[EXERCISE PROMPT] Rewrite the rows from the first one through the line containing "caption-prior: Prior interval", changing "load" to "traffic" and leaving everything else as it is.

[RECORDS PROVIDED]
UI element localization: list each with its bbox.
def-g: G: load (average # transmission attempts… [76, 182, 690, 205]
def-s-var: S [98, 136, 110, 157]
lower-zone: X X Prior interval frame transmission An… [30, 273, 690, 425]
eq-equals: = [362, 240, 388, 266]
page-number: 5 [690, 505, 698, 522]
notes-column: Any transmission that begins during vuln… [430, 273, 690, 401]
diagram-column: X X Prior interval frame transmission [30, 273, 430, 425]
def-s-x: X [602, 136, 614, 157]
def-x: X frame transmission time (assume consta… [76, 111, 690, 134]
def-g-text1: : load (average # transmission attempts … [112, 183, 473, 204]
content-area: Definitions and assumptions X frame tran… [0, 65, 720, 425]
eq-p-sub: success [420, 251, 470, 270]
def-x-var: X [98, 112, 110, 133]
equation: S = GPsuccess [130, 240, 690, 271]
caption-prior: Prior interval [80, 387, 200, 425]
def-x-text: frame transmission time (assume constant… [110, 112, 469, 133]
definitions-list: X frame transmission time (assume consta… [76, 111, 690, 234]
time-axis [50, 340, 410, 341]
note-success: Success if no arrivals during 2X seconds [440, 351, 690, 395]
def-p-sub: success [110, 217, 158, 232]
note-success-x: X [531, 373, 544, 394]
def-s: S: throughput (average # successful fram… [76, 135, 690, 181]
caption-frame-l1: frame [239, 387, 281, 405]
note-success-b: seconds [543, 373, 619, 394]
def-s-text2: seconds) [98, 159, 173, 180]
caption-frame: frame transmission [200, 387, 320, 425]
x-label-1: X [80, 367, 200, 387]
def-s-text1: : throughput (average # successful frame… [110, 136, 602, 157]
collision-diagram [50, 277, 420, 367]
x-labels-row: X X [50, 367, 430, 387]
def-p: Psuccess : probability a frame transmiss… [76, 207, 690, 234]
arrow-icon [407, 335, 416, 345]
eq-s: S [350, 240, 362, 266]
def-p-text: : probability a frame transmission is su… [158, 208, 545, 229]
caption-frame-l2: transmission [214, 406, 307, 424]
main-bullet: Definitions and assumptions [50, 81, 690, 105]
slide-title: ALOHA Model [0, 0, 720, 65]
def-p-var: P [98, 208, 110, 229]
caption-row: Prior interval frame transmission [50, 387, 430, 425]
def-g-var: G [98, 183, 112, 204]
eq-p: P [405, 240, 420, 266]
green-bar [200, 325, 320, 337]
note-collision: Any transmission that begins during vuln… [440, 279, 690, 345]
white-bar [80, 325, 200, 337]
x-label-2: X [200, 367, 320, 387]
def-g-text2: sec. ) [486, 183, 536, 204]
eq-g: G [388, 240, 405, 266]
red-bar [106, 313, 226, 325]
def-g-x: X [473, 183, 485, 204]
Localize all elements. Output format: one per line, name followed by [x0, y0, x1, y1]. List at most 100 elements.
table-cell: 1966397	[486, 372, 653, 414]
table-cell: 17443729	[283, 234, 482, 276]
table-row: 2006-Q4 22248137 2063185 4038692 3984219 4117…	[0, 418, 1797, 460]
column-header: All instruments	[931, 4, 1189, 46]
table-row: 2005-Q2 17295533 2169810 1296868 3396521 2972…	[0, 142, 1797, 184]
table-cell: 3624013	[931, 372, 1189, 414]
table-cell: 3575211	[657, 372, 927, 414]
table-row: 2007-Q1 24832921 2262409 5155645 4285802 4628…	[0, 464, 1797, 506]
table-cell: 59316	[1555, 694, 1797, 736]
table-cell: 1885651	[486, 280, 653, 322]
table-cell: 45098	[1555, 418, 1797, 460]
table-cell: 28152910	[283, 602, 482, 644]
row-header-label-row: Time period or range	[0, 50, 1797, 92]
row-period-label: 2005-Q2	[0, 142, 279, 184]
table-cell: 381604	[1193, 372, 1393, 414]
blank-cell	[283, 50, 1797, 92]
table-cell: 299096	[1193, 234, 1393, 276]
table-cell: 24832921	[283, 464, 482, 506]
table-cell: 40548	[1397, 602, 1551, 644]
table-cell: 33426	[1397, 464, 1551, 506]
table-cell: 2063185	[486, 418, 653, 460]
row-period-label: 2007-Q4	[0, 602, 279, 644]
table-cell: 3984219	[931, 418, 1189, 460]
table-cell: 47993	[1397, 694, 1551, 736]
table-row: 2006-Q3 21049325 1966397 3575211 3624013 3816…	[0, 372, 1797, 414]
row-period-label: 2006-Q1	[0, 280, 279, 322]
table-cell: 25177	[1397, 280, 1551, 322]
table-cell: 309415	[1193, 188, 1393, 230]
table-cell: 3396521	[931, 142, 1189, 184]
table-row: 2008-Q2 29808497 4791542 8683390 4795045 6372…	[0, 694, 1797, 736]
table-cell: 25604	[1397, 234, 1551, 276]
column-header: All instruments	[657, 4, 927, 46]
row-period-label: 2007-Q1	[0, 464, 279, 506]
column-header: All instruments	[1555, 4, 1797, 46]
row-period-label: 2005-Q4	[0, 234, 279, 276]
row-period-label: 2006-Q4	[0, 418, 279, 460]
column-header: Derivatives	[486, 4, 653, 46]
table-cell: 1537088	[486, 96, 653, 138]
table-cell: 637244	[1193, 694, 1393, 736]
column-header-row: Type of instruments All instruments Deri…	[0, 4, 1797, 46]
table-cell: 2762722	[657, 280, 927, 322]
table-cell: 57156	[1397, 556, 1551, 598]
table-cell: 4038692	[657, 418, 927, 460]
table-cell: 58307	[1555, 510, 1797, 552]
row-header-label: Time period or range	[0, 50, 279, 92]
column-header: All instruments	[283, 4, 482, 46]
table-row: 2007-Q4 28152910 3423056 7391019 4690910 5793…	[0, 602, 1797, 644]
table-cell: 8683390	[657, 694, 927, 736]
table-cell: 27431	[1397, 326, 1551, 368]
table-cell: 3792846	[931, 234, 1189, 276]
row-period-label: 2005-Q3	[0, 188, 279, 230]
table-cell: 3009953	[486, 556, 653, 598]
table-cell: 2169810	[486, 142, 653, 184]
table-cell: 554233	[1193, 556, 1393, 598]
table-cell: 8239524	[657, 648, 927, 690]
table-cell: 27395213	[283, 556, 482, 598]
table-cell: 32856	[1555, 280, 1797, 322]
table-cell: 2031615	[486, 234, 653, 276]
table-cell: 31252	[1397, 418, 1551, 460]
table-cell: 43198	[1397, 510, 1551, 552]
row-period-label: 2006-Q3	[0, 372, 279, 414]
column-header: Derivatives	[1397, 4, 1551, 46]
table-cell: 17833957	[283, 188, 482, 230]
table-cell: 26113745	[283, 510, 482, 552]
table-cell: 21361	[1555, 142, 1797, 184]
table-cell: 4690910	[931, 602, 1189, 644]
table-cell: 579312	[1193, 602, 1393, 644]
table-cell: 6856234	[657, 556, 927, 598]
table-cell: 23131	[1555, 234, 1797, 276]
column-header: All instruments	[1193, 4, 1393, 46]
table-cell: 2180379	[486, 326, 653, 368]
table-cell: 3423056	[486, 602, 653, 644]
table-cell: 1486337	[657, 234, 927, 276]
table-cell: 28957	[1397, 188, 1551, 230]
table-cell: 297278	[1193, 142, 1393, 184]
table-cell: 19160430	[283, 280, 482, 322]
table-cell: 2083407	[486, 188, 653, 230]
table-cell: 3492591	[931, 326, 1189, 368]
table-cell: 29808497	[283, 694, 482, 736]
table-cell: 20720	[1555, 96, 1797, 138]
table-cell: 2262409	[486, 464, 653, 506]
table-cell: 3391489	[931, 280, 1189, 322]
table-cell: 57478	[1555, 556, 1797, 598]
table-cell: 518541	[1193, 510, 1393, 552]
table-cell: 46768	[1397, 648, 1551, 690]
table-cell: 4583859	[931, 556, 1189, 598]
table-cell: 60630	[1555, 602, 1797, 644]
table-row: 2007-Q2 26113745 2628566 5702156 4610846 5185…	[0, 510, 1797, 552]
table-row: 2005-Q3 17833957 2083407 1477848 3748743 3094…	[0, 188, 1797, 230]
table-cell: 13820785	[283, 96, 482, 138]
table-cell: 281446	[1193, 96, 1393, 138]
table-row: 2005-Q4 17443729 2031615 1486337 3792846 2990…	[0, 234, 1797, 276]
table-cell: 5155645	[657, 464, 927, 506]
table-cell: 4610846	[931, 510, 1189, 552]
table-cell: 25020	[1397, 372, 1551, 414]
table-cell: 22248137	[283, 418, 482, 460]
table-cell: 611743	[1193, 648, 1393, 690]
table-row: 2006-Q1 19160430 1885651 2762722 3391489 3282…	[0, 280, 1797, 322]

[RESULT FOR THIS TASK]
UI element localization: list each with its bbox.
def-g: G: traffic (average # transmission attempts… [76, 182, 690, 205]
def-s-var: S [98, 136, 110, 157]
lower-zone: X X Prior interval frame transmission An… [30, 273, 690, 425]
eq-equals: = [362, 240, 388, 266]
page-number: 5 [690, 505, 698, 522]
notes-column: Any transmission that begins during vuln… [430, 273, 690, 401]
diagram-column: X X Prior interval frame transmission [30, 273, 430, 425]
def-s-x: X [602, 136, 614, 157]
def-x: X frame transmission time (assume consta… [76, 111, 690, 134]
def-g-text1: : traffic (average # transmission attempts … [112, 183, 473, 204]
content-area: Definitions and assumptions X frame tran… [0, 65, 720, 425]
eq-p-sub: success [420, 251, 470, 270]
def-x-var: X [98, 112, 110, 133]
equation: S = GPsuccess [130, 240, 690, 271]
caption-prior: Prior interval [80, 387, 200, 425]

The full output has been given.